Aim: In the listing below, identify each line with the word "cancel" and return those lines.

Excerpted records:
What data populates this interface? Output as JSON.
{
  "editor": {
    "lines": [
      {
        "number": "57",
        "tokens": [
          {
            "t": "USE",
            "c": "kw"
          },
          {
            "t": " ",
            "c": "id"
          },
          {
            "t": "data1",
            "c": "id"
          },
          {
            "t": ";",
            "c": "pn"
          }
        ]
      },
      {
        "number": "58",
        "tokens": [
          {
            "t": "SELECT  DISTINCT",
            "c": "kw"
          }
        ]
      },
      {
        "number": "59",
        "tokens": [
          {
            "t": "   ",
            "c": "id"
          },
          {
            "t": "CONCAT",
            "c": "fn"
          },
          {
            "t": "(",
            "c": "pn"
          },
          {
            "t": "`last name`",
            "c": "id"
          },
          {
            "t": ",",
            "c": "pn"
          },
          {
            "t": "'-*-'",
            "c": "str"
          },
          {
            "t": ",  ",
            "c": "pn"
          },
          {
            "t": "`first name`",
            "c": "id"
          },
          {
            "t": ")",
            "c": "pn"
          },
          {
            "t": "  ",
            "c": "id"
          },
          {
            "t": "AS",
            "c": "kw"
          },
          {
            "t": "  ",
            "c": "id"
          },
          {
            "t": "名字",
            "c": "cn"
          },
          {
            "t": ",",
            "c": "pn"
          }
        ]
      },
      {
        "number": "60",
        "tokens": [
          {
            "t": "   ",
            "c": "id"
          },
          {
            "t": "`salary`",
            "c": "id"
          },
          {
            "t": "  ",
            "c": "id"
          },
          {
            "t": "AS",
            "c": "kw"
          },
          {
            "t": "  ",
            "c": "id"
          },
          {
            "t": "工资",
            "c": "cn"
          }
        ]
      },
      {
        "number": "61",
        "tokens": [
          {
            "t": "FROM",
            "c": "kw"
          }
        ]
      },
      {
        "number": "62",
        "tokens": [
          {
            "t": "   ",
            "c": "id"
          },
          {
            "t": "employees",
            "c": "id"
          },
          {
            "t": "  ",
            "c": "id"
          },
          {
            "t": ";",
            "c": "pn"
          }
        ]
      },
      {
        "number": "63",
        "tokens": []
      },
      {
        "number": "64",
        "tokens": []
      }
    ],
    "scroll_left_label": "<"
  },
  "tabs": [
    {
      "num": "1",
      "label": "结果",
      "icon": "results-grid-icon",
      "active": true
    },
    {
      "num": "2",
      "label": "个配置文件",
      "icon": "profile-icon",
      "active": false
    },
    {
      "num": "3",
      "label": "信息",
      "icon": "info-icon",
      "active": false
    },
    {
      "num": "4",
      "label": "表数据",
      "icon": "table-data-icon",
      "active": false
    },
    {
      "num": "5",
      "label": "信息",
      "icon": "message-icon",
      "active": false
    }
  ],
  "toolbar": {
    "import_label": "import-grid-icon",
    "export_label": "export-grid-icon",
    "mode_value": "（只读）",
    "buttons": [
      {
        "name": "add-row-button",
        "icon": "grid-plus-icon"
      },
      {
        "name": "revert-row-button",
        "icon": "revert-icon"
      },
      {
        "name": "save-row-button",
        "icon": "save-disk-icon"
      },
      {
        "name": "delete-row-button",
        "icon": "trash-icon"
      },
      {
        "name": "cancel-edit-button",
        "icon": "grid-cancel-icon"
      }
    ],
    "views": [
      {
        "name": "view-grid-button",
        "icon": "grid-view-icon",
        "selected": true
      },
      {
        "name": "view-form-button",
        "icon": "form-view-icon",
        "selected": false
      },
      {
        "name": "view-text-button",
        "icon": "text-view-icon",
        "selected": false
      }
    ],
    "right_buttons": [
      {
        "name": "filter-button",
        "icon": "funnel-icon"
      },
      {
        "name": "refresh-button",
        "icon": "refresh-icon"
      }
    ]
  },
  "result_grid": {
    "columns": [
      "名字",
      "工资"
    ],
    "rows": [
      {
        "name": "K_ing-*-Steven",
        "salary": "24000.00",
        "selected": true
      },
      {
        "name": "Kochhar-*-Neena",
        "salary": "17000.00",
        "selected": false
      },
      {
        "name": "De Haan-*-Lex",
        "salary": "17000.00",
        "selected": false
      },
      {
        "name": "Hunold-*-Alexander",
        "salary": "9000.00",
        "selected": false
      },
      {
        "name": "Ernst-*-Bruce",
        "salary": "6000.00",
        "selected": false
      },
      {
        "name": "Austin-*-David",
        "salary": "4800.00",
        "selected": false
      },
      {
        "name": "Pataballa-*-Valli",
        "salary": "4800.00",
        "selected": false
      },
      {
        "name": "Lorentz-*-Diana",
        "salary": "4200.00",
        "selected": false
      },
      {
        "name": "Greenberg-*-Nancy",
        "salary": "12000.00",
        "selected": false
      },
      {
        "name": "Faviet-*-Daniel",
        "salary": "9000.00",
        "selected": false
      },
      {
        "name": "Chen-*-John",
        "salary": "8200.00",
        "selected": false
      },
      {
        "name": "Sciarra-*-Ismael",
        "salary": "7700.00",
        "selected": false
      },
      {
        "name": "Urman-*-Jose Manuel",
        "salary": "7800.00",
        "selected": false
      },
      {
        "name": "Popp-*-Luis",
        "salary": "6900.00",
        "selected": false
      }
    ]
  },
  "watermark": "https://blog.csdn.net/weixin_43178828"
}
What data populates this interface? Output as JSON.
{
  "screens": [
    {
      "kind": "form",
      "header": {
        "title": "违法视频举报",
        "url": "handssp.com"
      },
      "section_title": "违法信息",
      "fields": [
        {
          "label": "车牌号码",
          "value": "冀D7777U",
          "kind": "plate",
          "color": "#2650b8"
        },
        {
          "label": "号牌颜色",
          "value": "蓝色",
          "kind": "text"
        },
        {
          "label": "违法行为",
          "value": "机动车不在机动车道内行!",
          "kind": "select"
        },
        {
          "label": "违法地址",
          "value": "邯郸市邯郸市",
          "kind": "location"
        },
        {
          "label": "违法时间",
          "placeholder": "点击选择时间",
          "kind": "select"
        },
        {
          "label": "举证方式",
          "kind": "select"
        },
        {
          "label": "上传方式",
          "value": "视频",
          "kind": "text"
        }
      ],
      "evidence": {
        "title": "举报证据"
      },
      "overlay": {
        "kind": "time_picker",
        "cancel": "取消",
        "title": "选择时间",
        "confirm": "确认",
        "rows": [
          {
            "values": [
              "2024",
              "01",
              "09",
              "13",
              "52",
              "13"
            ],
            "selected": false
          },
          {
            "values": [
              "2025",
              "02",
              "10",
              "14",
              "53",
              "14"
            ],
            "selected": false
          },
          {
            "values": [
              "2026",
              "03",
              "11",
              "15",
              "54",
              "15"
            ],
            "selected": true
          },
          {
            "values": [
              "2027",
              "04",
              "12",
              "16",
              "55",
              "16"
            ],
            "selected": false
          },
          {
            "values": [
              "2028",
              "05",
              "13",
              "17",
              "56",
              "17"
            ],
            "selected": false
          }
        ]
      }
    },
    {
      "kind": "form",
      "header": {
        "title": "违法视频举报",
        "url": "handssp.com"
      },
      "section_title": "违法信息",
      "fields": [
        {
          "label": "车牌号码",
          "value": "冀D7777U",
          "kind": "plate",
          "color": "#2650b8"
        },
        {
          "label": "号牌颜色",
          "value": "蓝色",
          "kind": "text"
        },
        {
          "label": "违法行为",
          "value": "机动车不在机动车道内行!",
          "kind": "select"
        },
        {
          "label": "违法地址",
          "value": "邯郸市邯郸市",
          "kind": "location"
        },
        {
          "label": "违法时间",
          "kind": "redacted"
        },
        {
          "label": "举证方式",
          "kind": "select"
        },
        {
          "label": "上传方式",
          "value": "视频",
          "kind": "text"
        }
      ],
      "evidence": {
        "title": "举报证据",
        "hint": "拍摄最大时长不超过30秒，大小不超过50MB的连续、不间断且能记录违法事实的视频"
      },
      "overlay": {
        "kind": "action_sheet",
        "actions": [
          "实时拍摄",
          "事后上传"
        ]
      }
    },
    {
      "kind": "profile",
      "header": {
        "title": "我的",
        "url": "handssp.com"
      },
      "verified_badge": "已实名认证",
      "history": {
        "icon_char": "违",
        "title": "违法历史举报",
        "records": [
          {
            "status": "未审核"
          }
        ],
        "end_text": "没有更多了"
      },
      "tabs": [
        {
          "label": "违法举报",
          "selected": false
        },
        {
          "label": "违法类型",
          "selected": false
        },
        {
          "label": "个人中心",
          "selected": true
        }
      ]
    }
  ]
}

Full answer:
        "name": "cancel-edit-button",
        "icon": "grid-cancel-icon"
        "cancel": "取消",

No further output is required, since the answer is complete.